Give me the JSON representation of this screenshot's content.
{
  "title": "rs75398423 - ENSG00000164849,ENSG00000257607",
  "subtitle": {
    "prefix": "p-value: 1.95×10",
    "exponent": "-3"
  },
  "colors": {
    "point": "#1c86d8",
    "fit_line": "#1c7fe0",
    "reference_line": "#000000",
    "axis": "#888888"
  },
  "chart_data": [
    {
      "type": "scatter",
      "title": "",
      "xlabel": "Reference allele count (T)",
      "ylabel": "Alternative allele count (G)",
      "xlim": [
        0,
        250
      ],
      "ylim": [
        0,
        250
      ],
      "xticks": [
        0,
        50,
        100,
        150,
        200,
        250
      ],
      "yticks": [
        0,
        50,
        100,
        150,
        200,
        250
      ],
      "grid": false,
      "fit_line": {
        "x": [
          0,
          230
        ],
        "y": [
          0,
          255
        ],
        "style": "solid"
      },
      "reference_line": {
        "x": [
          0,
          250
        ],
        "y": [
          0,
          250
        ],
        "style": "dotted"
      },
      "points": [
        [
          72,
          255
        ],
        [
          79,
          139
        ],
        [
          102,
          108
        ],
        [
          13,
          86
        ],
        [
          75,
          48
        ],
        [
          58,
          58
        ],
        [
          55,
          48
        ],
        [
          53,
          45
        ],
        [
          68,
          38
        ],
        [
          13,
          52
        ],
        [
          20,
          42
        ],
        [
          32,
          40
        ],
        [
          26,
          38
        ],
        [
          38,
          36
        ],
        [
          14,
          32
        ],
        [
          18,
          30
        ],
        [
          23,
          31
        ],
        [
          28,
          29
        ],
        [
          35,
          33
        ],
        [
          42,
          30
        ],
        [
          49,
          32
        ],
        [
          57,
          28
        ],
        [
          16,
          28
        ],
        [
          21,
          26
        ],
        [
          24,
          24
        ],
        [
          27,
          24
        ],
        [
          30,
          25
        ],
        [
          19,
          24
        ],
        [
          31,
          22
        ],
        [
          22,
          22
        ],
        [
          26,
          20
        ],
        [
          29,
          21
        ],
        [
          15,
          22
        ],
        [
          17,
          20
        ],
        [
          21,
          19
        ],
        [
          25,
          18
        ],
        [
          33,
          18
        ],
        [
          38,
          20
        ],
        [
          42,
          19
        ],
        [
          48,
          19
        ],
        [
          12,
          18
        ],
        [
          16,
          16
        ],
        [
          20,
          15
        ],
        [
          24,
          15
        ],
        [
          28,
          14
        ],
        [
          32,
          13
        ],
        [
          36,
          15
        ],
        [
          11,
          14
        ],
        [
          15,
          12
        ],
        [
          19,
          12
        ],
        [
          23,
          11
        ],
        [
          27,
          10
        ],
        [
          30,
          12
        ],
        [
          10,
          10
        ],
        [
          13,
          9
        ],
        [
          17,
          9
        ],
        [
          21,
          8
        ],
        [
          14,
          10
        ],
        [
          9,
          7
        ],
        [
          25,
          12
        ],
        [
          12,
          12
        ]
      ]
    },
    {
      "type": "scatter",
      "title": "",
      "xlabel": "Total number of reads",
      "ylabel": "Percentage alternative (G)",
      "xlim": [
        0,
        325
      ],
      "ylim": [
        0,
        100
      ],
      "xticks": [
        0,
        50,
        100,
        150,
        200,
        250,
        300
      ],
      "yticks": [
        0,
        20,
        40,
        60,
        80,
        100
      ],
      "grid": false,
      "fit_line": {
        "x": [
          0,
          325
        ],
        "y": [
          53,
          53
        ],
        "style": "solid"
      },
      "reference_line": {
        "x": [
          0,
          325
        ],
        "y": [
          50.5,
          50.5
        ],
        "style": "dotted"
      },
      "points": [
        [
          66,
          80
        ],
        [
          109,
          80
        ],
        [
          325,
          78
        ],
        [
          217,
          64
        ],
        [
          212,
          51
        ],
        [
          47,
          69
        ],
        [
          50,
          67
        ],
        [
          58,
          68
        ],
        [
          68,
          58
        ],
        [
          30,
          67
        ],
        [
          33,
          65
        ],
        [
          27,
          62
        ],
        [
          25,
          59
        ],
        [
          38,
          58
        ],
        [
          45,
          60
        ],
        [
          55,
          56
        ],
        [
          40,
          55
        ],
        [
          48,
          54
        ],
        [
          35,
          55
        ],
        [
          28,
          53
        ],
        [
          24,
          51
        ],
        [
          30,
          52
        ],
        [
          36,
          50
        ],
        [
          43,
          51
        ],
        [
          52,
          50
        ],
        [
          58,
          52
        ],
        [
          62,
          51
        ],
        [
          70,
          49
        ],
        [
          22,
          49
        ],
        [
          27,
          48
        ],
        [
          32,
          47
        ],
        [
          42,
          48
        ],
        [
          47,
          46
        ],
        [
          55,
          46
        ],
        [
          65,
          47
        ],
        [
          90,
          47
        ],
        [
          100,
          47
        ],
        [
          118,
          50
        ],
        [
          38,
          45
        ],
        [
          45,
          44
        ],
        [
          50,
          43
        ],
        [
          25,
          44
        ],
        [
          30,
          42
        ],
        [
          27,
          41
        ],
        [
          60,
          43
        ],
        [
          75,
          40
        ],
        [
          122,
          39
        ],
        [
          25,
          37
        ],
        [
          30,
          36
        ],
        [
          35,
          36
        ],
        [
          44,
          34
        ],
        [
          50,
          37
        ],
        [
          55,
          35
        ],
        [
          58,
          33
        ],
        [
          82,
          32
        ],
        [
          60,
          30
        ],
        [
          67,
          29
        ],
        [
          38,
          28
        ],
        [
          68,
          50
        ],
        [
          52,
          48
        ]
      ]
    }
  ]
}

++++

■ **Exercise task**: Answer with one number only: how many lines above contain the word "count".

■ **Worked solution**: 2